* **Description of the task**: Copy out each line that has "properties" in it.
▬▬▬▬▬▬
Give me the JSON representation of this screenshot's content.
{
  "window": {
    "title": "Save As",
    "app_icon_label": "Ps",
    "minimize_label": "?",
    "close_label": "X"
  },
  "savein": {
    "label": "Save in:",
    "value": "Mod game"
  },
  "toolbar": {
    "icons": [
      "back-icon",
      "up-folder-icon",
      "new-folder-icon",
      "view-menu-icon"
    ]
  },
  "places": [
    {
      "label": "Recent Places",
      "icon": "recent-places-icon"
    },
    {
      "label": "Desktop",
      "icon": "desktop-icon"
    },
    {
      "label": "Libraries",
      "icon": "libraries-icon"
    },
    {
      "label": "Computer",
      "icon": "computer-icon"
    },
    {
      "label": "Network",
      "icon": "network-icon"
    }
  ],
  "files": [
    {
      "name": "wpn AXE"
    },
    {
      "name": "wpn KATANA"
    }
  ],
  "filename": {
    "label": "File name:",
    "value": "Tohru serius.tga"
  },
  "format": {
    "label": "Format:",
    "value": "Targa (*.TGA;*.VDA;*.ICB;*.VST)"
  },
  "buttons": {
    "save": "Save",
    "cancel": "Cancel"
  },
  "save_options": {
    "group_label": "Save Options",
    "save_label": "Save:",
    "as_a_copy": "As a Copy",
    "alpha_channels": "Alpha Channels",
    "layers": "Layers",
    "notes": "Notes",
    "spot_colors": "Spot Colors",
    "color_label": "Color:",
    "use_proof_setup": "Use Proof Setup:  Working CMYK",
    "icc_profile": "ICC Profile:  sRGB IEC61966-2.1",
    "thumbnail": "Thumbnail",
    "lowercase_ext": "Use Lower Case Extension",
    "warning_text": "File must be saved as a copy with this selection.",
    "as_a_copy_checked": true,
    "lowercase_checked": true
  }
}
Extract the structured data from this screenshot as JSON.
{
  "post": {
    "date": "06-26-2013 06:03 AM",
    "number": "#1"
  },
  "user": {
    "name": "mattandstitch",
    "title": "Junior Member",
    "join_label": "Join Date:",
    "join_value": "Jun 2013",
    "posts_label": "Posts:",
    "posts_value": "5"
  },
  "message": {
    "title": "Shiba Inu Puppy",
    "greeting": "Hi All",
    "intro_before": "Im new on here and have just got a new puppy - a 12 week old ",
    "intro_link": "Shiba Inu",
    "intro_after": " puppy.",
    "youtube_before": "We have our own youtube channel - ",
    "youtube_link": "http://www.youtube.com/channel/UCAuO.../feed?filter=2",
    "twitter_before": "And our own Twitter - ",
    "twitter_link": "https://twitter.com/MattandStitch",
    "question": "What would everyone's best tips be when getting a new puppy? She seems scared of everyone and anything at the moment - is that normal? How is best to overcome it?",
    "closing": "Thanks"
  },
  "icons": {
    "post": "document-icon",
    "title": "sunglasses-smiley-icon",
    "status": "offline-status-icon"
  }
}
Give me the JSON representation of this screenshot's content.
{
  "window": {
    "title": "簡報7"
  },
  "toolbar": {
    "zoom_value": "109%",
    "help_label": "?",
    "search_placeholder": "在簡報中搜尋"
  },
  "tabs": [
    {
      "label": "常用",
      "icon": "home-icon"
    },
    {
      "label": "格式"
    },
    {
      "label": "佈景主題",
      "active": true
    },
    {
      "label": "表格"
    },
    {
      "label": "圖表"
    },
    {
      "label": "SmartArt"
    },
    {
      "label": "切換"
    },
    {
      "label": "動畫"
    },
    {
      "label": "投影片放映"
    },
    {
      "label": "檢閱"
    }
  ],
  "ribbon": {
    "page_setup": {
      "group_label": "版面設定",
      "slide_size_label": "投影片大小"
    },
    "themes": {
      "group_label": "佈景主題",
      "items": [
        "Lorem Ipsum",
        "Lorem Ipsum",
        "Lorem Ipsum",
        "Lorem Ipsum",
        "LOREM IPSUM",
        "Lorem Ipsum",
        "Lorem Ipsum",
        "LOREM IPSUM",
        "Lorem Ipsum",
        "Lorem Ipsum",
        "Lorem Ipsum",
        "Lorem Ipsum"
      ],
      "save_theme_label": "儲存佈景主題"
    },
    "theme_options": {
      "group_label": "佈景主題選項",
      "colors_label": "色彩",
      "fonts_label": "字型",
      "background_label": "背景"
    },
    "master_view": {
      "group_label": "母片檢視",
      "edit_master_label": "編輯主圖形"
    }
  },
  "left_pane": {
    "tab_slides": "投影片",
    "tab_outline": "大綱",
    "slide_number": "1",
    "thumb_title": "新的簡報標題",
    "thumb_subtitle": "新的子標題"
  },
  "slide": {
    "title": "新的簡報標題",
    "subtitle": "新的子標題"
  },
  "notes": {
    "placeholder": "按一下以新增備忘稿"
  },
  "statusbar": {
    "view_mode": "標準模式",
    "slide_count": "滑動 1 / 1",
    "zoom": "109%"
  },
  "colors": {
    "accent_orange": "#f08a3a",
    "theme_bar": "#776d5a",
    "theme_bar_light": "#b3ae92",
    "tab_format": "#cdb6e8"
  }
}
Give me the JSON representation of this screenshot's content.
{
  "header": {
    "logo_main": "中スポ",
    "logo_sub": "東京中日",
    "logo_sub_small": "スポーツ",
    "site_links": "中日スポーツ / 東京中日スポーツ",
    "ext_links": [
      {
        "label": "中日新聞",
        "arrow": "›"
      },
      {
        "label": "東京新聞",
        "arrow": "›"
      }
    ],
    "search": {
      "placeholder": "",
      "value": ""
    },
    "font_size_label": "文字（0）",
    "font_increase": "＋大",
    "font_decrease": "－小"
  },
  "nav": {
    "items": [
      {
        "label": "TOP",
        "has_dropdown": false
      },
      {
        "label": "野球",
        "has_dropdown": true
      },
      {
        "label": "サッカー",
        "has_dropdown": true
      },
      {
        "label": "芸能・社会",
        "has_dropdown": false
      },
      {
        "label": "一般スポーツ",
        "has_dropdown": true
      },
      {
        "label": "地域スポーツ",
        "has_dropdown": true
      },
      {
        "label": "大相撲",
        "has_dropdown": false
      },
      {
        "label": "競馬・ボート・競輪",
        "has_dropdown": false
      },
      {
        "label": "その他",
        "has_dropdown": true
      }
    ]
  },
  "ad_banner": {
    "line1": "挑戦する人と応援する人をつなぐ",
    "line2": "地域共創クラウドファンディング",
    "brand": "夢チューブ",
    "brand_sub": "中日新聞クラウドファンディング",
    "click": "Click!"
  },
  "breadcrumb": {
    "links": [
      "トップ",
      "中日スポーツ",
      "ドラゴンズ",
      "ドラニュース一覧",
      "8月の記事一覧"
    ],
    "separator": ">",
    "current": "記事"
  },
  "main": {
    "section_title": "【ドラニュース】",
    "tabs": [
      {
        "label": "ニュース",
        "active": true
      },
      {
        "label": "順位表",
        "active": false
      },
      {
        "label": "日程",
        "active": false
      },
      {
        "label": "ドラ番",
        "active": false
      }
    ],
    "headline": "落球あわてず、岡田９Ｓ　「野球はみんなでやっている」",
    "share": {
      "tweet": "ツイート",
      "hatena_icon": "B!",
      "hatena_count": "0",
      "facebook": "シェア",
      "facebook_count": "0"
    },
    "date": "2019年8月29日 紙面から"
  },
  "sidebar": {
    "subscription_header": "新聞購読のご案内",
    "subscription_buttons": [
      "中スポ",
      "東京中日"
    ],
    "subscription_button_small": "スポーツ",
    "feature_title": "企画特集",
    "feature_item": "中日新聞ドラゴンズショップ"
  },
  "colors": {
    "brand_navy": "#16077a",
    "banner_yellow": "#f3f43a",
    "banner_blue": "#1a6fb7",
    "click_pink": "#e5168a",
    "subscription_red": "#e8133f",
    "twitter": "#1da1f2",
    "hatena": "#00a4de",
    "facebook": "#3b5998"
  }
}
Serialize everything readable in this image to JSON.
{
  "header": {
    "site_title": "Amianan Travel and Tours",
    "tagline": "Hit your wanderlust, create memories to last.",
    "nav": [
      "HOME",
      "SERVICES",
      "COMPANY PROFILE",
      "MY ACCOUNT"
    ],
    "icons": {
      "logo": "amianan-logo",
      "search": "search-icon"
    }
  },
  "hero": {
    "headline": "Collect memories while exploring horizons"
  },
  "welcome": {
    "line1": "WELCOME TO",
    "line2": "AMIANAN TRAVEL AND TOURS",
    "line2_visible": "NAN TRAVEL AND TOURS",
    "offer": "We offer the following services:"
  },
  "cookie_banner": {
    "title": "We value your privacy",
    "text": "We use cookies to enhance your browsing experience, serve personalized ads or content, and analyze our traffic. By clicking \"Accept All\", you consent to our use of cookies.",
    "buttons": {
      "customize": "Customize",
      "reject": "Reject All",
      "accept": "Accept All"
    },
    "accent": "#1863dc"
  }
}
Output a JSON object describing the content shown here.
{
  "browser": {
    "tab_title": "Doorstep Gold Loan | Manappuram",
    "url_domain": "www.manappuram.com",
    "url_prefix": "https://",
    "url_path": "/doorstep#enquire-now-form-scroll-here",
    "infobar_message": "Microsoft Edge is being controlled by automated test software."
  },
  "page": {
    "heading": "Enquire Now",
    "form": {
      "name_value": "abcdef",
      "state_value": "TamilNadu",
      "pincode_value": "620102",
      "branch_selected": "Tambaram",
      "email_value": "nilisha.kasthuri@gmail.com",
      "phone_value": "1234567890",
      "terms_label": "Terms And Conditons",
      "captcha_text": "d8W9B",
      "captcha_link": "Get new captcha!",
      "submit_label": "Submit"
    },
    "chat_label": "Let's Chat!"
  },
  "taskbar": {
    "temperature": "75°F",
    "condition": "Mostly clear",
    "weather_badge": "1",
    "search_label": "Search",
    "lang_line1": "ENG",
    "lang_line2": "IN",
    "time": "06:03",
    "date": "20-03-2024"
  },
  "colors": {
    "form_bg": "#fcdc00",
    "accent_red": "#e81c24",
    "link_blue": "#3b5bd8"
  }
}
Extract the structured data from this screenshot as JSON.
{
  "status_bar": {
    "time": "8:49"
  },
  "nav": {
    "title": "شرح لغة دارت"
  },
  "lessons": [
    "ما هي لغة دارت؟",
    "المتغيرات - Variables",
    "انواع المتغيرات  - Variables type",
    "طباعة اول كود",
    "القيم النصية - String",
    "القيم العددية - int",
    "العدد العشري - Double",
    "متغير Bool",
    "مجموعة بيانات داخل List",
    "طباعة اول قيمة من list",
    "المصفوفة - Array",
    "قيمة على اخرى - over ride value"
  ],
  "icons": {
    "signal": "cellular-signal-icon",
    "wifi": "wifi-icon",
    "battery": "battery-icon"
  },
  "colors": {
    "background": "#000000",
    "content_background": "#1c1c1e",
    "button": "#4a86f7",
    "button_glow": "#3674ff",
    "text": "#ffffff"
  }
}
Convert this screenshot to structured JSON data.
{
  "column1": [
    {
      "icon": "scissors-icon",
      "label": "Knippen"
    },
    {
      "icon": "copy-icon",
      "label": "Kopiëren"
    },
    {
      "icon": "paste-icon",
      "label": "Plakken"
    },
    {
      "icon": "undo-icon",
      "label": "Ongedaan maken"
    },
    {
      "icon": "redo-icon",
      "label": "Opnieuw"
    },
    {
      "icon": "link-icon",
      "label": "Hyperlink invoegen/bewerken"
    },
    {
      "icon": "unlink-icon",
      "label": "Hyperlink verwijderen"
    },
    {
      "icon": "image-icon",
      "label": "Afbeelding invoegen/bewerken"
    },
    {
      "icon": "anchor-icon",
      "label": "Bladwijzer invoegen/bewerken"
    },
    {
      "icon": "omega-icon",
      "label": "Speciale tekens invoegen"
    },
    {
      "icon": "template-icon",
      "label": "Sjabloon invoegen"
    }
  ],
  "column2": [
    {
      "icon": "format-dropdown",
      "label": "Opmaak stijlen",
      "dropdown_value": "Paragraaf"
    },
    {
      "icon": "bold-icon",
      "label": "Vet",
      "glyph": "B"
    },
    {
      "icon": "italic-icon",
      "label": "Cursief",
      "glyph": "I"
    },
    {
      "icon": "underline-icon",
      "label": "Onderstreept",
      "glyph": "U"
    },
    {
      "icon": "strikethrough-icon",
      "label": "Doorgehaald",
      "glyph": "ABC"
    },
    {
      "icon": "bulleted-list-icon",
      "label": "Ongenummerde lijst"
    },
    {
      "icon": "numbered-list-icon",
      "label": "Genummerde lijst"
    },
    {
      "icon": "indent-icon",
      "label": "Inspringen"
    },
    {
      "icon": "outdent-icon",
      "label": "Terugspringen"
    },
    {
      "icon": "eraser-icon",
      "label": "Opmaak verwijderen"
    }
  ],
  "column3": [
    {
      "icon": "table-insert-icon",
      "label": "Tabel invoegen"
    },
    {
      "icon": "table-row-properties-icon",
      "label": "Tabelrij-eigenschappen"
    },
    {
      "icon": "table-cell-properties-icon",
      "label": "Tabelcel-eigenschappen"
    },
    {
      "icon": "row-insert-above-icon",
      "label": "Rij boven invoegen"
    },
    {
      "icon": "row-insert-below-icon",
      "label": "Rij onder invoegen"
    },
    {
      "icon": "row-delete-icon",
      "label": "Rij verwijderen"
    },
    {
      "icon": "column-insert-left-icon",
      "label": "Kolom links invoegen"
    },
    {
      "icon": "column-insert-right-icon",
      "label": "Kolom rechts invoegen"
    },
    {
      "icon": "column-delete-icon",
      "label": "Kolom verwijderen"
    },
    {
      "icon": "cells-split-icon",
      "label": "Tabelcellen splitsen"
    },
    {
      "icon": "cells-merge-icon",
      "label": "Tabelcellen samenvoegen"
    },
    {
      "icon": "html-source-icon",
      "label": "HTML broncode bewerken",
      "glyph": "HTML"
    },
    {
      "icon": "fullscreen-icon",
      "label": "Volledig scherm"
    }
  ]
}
▬▬▬▬▬▬
* **Solved exercise**:
      "icon": "table-row-properties-icon",
      "icon": "table-cell-properties-icon",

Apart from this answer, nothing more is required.